%%

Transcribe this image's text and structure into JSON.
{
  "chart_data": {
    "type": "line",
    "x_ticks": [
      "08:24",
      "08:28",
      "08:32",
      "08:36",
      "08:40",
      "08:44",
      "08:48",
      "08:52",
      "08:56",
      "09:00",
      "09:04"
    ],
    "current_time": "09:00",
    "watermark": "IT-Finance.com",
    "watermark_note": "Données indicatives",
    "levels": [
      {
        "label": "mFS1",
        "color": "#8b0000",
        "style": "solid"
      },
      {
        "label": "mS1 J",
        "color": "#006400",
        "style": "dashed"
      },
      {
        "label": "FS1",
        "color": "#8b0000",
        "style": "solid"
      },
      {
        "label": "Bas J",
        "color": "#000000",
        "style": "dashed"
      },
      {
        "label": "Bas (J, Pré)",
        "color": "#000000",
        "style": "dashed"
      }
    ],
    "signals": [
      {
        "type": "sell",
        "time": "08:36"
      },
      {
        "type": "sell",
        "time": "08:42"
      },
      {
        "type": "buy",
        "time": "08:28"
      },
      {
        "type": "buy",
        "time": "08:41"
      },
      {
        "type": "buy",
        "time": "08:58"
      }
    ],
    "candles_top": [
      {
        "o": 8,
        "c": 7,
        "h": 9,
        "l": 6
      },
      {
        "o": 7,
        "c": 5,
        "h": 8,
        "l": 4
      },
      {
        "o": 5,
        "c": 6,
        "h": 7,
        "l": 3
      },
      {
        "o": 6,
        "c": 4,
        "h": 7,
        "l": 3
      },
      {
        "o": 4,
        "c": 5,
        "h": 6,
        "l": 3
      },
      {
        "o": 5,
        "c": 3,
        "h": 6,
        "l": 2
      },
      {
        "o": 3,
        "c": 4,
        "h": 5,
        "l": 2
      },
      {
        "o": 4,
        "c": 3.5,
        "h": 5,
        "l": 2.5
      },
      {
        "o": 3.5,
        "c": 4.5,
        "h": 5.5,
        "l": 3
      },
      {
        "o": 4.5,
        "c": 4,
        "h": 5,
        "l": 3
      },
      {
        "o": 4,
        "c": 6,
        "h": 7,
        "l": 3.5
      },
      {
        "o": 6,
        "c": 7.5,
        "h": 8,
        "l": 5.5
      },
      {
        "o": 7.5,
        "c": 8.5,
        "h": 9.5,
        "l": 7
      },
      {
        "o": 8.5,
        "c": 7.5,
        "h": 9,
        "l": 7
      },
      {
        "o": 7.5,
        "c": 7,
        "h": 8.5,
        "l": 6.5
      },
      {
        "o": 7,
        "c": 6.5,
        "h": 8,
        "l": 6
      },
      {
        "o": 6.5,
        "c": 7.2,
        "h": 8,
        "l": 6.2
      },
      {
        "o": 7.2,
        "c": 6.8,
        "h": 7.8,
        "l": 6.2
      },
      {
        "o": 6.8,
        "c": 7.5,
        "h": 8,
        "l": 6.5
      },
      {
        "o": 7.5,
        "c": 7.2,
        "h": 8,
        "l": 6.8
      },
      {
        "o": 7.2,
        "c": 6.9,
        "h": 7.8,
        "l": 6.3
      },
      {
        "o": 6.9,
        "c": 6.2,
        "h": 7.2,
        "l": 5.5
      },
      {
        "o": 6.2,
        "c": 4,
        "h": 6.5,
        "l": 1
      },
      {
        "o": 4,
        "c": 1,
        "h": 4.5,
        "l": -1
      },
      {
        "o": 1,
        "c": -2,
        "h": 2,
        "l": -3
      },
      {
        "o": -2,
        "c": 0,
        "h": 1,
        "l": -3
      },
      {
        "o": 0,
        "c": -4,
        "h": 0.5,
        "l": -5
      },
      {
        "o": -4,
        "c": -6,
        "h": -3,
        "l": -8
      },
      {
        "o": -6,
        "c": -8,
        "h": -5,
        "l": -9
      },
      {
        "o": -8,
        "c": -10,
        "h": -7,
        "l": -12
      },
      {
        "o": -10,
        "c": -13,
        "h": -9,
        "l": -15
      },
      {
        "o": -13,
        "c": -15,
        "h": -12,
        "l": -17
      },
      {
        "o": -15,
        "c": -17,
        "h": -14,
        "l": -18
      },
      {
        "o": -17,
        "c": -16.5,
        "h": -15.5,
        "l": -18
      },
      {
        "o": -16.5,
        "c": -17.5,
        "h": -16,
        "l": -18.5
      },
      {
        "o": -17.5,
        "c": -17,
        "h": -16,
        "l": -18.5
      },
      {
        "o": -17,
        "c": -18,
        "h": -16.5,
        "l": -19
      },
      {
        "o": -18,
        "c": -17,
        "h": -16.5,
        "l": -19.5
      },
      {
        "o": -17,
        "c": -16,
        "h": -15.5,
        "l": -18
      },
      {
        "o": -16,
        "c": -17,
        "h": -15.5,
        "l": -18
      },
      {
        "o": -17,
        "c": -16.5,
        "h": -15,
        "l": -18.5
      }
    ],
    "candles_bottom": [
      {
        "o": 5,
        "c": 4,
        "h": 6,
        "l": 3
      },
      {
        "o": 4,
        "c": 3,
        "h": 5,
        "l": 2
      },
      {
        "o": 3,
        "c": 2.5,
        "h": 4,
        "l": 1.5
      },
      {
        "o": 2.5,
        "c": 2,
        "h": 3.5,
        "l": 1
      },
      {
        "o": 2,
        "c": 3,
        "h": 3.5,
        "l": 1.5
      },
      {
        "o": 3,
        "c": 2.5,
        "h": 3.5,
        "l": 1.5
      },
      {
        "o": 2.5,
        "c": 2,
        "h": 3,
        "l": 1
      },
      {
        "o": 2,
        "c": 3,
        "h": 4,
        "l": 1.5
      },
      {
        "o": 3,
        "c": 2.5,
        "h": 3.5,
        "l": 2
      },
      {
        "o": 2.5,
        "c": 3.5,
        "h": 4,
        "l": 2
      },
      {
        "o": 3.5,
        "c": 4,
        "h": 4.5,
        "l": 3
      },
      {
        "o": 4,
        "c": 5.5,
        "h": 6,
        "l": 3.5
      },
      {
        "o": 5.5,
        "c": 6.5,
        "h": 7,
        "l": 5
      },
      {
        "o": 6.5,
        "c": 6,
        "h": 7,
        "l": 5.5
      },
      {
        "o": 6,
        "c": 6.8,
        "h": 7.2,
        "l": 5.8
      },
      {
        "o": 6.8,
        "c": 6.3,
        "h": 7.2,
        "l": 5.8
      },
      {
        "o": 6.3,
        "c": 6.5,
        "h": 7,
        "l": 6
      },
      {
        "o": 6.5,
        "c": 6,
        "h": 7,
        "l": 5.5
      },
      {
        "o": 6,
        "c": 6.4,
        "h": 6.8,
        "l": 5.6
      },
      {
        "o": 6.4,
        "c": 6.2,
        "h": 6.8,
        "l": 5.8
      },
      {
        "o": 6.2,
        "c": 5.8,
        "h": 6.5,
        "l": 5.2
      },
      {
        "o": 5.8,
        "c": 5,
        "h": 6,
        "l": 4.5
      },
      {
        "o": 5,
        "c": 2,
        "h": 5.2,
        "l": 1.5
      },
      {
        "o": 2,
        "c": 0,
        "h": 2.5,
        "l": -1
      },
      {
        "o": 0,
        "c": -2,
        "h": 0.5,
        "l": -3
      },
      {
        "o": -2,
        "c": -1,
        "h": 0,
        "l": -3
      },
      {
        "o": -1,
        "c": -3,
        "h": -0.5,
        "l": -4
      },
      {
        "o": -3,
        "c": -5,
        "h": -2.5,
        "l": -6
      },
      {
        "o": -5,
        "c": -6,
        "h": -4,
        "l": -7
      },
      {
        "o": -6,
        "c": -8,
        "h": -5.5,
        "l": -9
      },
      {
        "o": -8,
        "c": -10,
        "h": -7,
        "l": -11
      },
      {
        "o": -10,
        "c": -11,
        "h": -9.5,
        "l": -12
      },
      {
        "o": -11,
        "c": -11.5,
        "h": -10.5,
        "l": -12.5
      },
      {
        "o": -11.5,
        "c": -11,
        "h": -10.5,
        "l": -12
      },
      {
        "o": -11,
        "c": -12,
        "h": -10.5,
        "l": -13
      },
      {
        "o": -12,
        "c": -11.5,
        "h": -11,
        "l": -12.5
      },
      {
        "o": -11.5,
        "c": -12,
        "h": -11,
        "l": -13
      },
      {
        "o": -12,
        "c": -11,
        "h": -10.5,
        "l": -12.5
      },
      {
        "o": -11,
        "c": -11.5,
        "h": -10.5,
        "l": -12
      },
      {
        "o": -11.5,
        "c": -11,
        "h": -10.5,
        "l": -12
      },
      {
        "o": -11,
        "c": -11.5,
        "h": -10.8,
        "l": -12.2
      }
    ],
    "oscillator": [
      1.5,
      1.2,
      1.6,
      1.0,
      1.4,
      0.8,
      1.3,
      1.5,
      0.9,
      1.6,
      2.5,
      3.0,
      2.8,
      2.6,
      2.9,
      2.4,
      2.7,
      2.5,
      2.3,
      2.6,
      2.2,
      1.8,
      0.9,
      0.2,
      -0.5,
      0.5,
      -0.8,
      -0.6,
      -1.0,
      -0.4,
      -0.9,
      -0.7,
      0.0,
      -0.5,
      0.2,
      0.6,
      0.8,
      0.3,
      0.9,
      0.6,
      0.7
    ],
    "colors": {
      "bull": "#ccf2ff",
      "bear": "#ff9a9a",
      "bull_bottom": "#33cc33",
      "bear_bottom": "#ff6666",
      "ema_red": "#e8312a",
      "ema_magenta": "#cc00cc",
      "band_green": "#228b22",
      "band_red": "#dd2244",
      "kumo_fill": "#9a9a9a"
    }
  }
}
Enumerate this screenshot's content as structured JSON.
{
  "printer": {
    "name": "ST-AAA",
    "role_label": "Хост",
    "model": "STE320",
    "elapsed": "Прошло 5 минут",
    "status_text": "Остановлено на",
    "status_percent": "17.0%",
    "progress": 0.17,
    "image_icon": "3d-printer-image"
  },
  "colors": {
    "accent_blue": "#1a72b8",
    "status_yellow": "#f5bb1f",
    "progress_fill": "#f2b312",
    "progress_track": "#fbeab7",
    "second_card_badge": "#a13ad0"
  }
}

%%

Exactly how many lines of the listing above contain the string "image"? Give no more than the number.

2